[WHAT YOU NEED TO DO]: Produce a verbatim copy of the entries listed below.
── SUPPLIED DATA
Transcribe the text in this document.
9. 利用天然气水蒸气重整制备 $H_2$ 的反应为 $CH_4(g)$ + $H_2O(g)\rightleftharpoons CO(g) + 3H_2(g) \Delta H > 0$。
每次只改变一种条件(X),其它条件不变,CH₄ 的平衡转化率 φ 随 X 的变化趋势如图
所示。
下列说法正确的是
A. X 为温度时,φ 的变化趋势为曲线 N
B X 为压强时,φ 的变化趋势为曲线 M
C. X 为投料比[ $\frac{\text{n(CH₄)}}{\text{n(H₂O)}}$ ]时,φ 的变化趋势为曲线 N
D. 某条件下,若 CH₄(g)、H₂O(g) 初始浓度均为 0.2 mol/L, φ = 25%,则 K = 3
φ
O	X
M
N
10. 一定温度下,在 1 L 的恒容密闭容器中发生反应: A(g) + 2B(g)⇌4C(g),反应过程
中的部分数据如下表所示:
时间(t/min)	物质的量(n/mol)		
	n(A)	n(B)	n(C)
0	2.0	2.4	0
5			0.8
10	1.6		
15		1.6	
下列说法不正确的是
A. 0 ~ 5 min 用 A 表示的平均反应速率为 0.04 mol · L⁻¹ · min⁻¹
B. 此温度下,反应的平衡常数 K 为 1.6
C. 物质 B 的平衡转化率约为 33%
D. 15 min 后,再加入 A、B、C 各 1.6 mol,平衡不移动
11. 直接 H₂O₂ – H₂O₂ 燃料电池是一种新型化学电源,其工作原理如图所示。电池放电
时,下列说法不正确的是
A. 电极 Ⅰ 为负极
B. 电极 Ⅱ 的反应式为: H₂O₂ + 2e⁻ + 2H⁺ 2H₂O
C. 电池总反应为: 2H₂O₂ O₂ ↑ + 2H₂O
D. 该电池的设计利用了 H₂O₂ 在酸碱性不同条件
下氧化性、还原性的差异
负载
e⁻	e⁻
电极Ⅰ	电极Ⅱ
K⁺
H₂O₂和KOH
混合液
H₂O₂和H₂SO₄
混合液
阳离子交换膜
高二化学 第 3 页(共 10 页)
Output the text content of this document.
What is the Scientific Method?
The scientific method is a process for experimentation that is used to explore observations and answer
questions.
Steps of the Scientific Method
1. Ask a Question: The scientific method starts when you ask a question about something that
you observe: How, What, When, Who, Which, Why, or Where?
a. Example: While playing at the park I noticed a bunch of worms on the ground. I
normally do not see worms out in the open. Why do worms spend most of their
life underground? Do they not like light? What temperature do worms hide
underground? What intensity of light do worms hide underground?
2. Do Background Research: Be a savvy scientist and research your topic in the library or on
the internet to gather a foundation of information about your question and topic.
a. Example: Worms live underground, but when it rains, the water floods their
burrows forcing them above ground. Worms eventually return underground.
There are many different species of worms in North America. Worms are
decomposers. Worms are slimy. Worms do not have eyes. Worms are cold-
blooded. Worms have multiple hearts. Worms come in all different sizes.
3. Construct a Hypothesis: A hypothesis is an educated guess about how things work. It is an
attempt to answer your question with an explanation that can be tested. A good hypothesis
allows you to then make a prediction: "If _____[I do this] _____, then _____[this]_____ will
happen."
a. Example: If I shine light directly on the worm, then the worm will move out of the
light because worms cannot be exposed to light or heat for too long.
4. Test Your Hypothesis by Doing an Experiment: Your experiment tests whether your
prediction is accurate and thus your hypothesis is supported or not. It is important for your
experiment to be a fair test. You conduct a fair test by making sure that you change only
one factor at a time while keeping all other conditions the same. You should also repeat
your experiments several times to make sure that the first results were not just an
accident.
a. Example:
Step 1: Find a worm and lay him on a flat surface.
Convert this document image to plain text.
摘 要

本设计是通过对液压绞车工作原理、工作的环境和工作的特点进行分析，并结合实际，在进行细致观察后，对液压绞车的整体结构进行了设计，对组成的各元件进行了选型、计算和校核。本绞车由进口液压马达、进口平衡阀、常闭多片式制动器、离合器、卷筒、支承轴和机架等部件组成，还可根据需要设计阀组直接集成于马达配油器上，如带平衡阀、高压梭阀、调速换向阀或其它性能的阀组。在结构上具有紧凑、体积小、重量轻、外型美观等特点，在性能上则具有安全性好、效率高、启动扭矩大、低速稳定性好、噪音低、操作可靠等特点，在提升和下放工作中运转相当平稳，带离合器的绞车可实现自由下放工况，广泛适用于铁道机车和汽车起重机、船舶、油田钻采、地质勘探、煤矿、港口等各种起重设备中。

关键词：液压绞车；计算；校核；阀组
────
[SOLUTION TO THE EXERCISE]:
Transcribe the text in this document.
9. 利用天然气水蒸气重整制备 $H_2$ 的反应为 $CH_4(g)$ + $H_2O(g)\rightleftharpoons CO(g) + 3H_2(g) \Delta H > 0$。
每次只改变一种条件(X),其它条件不变,CH₄ 的平衡转化率 φ 随 X 的变化趋势如图
所示。
下列说法正确的是
A. X 为温度时,φ 的变化趋势为曲线 N
B X 为压强时,φ 的变化趋势为曲线 M
C. X 为投料比[ $\frac{\text{n(CH₄)}}{\text{n(H₂O)}}$ ]时,φ 的变化趋势为曲线 N
D. 某条件下,若 CH₄(g)、H₂O(g) 初始浓度均为 0.2 mol/L, φ = 25%,则 K = 3
φ
O	X
M
N
10. 一定温度下,在 1 L 的恒容密闭容器中发生反应: A(g) + 2B(g)⇌4C(g),反应过程
中的部分数据如下表所示:
时间(t/min)	物质的量(n/mol)		
	n(A)	n(B)	n(C)
0	2.0	2.4	0
5			0.8
10	1.6		
15		1.6	
下列说法不正确的是
A. 0 ~ 5 min 用 A 表示的平均反应速率为 0.04 mol · L⁻¹ · min⁻¹
B. 此温度下,反应的平衡常数 K 为 1.6
C. 物质 B 的平衡转化率约为 33%
D. 15 min 后,再加入 A、B、C 各 1.6 mol,平衡不移动
11. 直接 H₂O₂ – H₂O₂ 燃料电池是一种新型化学电源,其工作原理如图所示。电池放电
时,下列说法不正确的是
A. 电极 Ⅰ 为负极
B. 电极 Ⅱ 的反应式为: H₂O₂ + 2e⁻ + 2H⁺ 2H₂O
C. 电池总反应为: 2H₂O₂ O₂ ↑ + 2H₂O
D. 该电池的设计利用了 H₂O₂ 在酸碱性不同条件
下氧化性、还原性的差异
负载
e⁻	e⁻
电极Ⅰ	电极Ⅱ
K⁺
H₂O₂和KOH
混合液
H₂O₂和H₂SO₄
混合液
阳离子交换膜
高二化学 第 3 页(共 10 页)
Output the text content of this document.
What is the Scientific Method?
The scientific method is a process for experimentation that is used to explore observations and answer
questions.
Steps of the Scientific Method
1. Ask a Question: The scientific method starts when you ask a question about something that
you observe: How, What, When, Who, Which, Why, or Where?
a. Example: While playing at the park I noticed a bunch of worms on the ground. I
normally do not see worms out in the open. Why do worms spend most of their
life underground? Do they not like light? What temperature do worms hide
underground? What intensity of light do worms hide underground?
2. Do Background Research: Be a savvy scientist and research your topic in the library or on
the internet to gather a foundation of information about your question and topic.
a. Example: Worms live underground, but when it rains, the water floods their
burrows forcing them above ground. Worms eventually return underground.
There are many different species of worms in North America. Worms are
decomposers. Worms are slimy. Worms do not have eyes. Worms are cold-
blooded. Worms have multiple hearts. Worms come in all different sizes.
3. Construct a Hypothesis: A hypothesis is an educated guess about how things work. It is an
attempt to answer your question with an explanation that can be tested. A good hypothesis
allows you to then make a prediction: "If _____[I do this] _____, then _____[this]_____ will
happen."
a. Example: If I shine light directly on the worm, then the worm will move out of the
light because worms cannot be exposed to light or heat for too long.
4. Test Your Hypothesis by Doing an Experiment: Your experiment tests whether your
prediction is accurate and thus your hypothesis is supported or not. It is important for your
experiment to be a fair test. You conduct a fair test by making sure that you change only
one factor at a time while keeping all other conditions the same. You should also repeat
your experiments several times to make sure that the first results were not just an
accident.
a. Example:
Step 1: Find a worm and lay him on a flat surface.
Convert this document image to plain text.
摘 要

本设计是通过对液压绞车工作原理、工作的环境和工作的特点进行分析，并结合实际，在进行细致观察后，对液压绞车的整体结构进行了设计，对组成的各元件进行了选型、计算和校核。本绞车由进口液压马达、进口平衡阀、常闭多片式制动器、离合器、卷筒、支承轴和机架等部件组成，还可根据需要设计阀组直接集成于马达配油器上，如带平衡阀、高压梭阀、调速换向阀或其它性能的阀组。在结构上具有紧凑、体积小、重量轻、外型美观等特点，在性能上则具有安全性好、效率高、启动扭矩大、低速稳定性好、噪音低、操作可靠等特点，在提升和下放工作中运转相当平稳，带离合器的绞车可实现自由下放工况，广泛适用于铁道机车和汽车起重机、船舶、油田钻采、地质勘探、煤矿、港口等各种起重设备中。

关键词：液压绞车；计算；校核；阀组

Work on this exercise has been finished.